**What is needed:** Which lines below hold the word "Renters"? Copy all of them.
[Records to use start]
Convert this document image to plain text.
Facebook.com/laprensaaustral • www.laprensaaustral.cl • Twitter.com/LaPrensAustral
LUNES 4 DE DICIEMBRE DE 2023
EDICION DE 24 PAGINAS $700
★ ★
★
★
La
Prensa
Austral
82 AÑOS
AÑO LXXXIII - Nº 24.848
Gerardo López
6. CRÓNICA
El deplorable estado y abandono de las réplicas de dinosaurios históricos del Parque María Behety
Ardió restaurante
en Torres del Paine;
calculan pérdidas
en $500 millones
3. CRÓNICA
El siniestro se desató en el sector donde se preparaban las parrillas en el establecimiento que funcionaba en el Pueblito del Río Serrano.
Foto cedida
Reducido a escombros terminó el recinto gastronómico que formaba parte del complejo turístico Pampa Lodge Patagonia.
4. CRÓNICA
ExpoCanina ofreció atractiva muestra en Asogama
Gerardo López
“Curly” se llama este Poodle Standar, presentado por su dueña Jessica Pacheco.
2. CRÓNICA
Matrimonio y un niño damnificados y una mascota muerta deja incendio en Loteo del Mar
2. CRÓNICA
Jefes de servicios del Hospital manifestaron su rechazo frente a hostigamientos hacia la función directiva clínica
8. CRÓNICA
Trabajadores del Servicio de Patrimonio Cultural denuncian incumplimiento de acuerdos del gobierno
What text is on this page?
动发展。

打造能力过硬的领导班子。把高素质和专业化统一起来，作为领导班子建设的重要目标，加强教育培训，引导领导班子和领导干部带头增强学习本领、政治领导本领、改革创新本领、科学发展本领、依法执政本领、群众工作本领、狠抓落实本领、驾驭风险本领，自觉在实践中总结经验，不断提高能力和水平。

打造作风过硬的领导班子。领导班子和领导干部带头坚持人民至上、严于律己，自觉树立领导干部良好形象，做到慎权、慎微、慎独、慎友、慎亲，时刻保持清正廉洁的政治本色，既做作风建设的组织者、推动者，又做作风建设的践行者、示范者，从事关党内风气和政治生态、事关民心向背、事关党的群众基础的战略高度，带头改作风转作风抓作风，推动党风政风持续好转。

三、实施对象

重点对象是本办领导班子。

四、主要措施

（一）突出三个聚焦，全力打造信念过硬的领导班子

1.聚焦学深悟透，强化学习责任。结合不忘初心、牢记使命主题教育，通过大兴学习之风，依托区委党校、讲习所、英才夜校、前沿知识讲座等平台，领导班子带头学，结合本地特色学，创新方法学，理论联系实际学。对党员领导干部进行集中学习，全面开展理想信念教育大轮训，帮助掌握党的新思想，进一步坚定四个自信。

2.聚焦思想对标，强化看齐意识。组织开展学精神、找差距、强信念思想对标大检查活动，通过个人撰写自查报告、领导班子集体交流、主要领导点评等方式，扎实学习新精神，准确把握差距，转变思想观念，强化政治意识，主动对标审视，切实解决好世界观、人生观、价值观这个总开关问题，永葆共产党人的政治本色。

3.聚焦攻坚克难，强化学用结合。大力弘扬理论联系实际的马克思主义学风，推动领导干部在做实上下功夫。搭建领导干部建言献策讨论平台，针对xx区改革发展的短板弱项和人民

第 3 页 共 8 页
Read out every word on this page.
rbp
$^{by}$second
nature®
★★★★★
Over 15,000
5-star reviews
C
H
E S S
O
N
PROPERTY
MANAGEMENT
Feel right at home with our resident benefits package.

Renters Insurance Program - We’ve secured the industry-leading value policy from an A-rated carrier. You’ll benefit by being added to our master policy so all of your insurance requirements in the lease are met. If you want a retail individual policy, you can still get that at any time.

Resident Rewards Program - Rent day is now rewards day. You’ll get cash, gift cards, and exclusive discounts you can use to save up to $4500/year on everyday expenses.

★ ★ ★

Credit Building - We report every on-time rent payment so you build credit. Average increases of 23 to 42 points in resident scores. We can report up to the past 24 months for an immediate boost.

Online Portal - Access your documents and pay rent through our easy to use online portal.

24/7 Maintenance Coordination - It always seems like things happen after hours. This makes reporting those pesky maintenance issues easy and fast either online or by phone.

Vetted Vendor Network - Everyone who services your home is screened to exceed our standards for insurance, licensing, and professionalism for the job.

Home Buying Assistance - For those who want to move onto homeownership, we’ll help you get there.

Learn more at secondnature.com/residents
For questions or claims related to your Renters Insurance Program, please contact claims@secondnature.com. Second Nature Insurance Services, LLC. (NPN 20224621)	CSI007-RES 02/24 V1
[Records to use end]
**Response to the task:**
Renters Insurance Program - We’ve secured the industry-leading value policy from an A-rated carrier. You’ll benefit by being added to our master policy so all of your insurance requirements in the lease are met. If you want a retail individual policy, you can still get that at any time.
For questions or claims related to your Renters Insurance Program, please contact claims@secondnature.com. Second Nature Insurance Services, LLC. (NPN 20224621)	CSI007-RES 02/24 V1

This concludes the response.